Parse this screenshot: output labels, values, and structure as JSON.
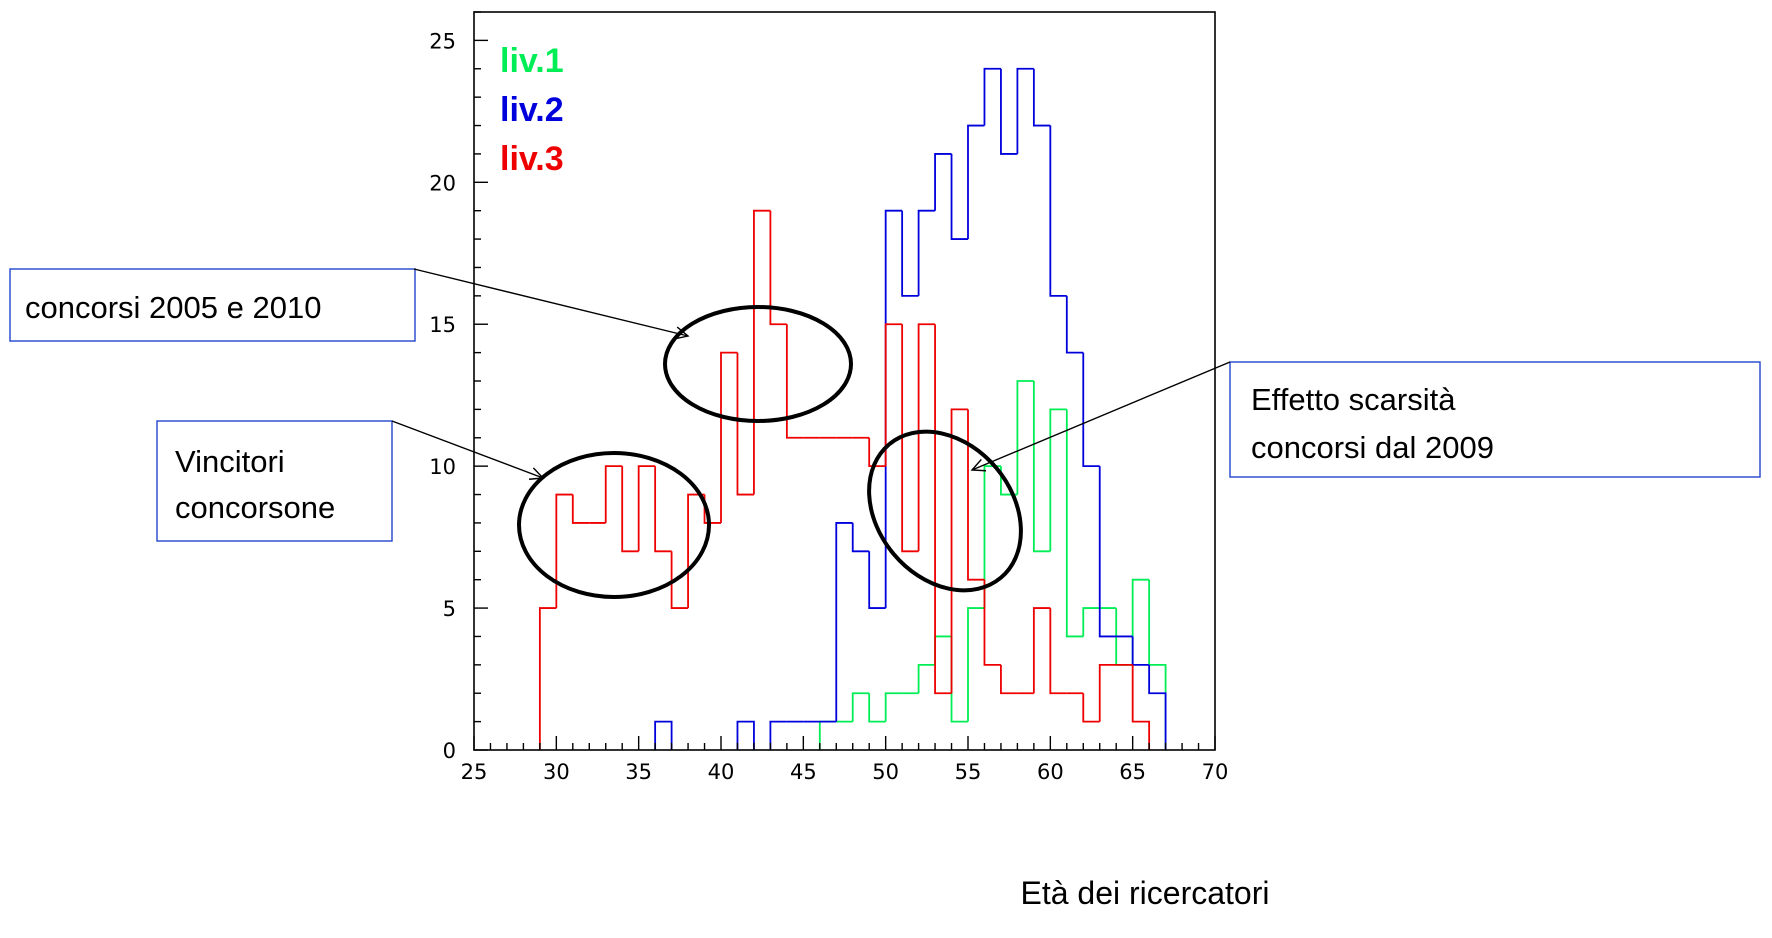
{
  "chart_data": {
    "type": "histogram",
    "title": "",
    "xlabel": "Età dei ricercatori",
    "ylabel": "",
    "xlim": [
      25,
      70
    ],
    "ylim": [
      0,
      26
    ],
    "x_ticks": [
      25,
      30,
      35,
      40,
      45,
      50,
      55,
      60,
      65,
      70
    ],
    "y_ticks": [
      0,
      5,
      10,
      15,
      20,
      25
    ],
    "grid": false,
    "legend_position": "top-left",
    "series": [
      {
        "name": "liv.1",
        "color": "#00ee55",
        "bins": [
          [
            46,
            1
          ],
          [
            47,
            1
          ],
          [
            48,
            2
          ],
          [
            49,
            1
          ],
          [
            50,
            2
          ],
          [
            51,
            2
          ],
          [
            52,
            3
          ],
          [
            53,
            4
          ],
          [
            54,
            1
          ],
          [
            55,
            5
          ],
          [
            56,
            10
          ],
          [
            57,
            9
          ],
          [
            58,
            13
          ],
          [
            59,
            7
          ],
          [
            60,
            12
          ],
          [
            61,
            4
          ],
          [
            62,
            5
          ],
          [
            63,
            5
          ],
          [
            64,
            3
          ],
          [
            65,
            6
          ],
          [
            66,
            3
          ]
        ]
      },
      {
        "name": "liv.2",
        "color": "#0000dd",
        "bins": [
          [
            36,
            1
          ],
          [
            41,
            1
          ],
          [
            43,
            1
          ],
          [
            44,
            1
          ],
          [
            45,
            1
          ],
          [
            46,
            1
          ],
          [
            47,
            8
          ],
          [
            48,
            7
          ],
          [
            49,
            5
          ],
          [
            50,
            19
          ],
          [
            51,
            16
          ],
          [
            52,
            19
          ],
          [
            53,
            21
          ],
          [
            54,
            18
          ],
          [
            55,
            22
          ],
          [
            56,
            24
          ],
          [
            57,
            21
          ],
          [
            58,
            24
          ],
          [
            59,
            22
          ],
          [
            60,
            16
          ],
          [
            61,
            14
          ],
          [
            62,
            10
          ],
          [
            63,
            4
          ],
          [
            64,
            4
          ],
          [
            65,
            3
          ],
          [
            66,
            2
          ]
        ]
      },
      {
        "name": "liv.3",
        "color": "#ee0000",
        "bins": [
          [
            29,
            5
          ],
          [
            30,
            9
          ],
          [
            31,
            8
          ],
          [
            32,
            8
          ],
          [
            33,
            10
          ],
          [
            34,
            7
          ],
          [
            35,
            10
          ],
          [
            36,
            7
          ],
          [
            37,
            5
          ],
          [
            38,
            9
          ],
          [
            39,
            8
          ],
          [
            40,
            14
          ],
          [
            41,
            9
          ],
          [
            42,
            19
          ],
          [
            43,
            15
          ],
          [
            44,
            11
          ],
          [
            45,
            11
          ],
          [
            46,
            11
          ],
          [
            47,
            11
          ],
          [
            48,
            11
          ],
          [
            49,
            10
          ],
          [
            50,
            15
          ],
          [
            51,
            7
          ],
          [
            52,
            15
          ],
          [
            53,
            2
          ],
          [
            54,
            12
          ],
          [
            55,
            6
          ],
          [
            56,
            3
          ],
          [
            57,
            2
          ],
          [
            58,
            2
          ],
          [
            59,
            5
          ],
          [
            60,
            2
          ],
          [
            61,
            2
          ],
          [
            62,
            1
          ],
          [
            63,
            3
          ],
          [
            64,
            3
          ],
          [
            65,
            1
          ]
        ]
      }
    ],
    "annotations": [
      {
        "text": [
          "concorsi 2005 e 2010"
        ]
      },
      {
        "text": [
          "Vincitori",
          "concorsone"
        ]
      },
      {
        "text": [
          "Effetto scarsità",
          "concorsi dal 2009"
        ]
      }
    ]
  }
}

# # # #

→ Work to do: Without the pictures, output the full listing exactly as it stands.

→ Response to this task:
Parse this screenshot: output labels, values, and structure as JSON.
{
  "chart_data": {
    "type": "histogram",
    "title": "",
    "xlabel": "Età dei ricercatori",
    "ylabel": "",
    "xlim": [
      25,
      70
    ],
    "ylim": [
      0,
      26
    ],
    "x_ticks": [
      25,
      30,
      35,
      40,
      45,
      50,
      55,
      60,
      65,
      70
    ],
    "y_ticks": [
      0,
      5,
      10,
      15,
      20,
      25
    ],
    "grid": false,
    "legend_position": "top-left",
    "series": [
      {
        "name": "liv.1",
        "color": "#00ee55",
        "bins": [
          [
            46,
            1
          ],
          [
            47,
            1
          ],
          [
            48,
            2
          ],
          [
            49,
            1
          ],
          [
            50,
            2
          ],
          [
            51,
            2
          ],
          [
            52,
            3
          ],
          [
            53,
            4
          ],
          [
            54,
            1
          ],
          [
            55,
            5
          ],
          [
            56,
            10
          ],
          [
            57,
            9
          ],
          [
            58,
            13
          ],
          [
            59,
            7
          ],
          [
            60,
            12
          ],
          [
            61,
            4
          ],
          [
            62,
            5
          ],
          [
            63,
            5
          ],
          [
            64,
            3
          ],
          [
            65,
            6
          ],
          [
            66,
            3
          ]
        ]
      },
      {
        "name": "liv.2",
        "color": "#0000dd",
        "bins": [
          [
            36,
            1
          ],
          [
            41,
            1
          ],
          [
            43,
            1
          ],
          [
            44,
            1
          ],
          [
            45,
            1
          ],
          [
            46,
            1
          ],
          [
            47,
            8
          ],
          [
            48,
            7
          ],
          [
            49,
            5
          ],
          [
            50,
            19
          ],
          [
            51,
            16
          ],
          [
            52,
            19
          ],
          [
            53,
            21
          ],
          [
            54,
            18
          ],
          [
            55,
            22
          ],
          [
            56,
            24
          ],
          [
            57,
            21
          ],
          [
            58,
            24
          ],
          [
            59,
            22
          ],
          [
            60,
            16
          ],
          [
            61,
            14
          ],
          [
            62,
            10
          ],
          [
            63,
            4
          ],
          [
            64,
            4
          ],
          [
            65,
            3
          ],
          [
            66,
            2
          ]
        ]
      },
      {
        "name": "liv.3",
        "color": "#ee0000",
        "bins": [
          [
            29,
            5
          ],
          [
            30,
            9
          ],
          [
            31,
            8
          ],
          [
            32,
            8
          ],
          [
            33,
            10
          ],
          [
            34,
            7
          ],
          [
            35,
            10
          ],
          [
            36,
            7
          ],
          [
            37,
            5
          ],
          [
            38,
            9
          ],
          [
            39,
            8
          ],
          [
            40,
            14
          ],
          [
            41,
            9
          ],
          [
            42,
            19
          ],
          [
            43,
            15
          ],
          [
            44,
            11
          ],
          [
            45,
            11
          ],
          [
            46,
            11
          ],
          [
            47,
            11
          ],
          [
            48,
            11
          ],
          [
            49,
            10
          ],
          [
            50,
            15
          ],
          [
            51,
            7
          ],
          [
            52,
            15
          ],
          [
            53,
            2
          ],
          [
            54,
            12
          ],
          [
            55,
            6
          ],
          [
            56,
            3
          ],
          [
            57,
            2
          ],
          [
            58,
            2
          ],
          [
            59,
            5
          ],
          [
            60,
            2
          ],
          [
            61,
            2
          ],
          [
            62,
            1
          ],
          [
            63,
            3
          ],
          [
            64,
            3
          ],
          [
            65,
            1
          ]
        ]
      }
    ],
    "annotations": [
      {
        "text": [
          "concorsi 2005 e 2010"
        ]
      },
      {
        "text": [
          "Vincitori",
          "concorsone"
        ]
      },
      {
        "text": [
          "Effetto scarsità",
          "concorsi dal 2009"
        ]
      }
    ]
  }
}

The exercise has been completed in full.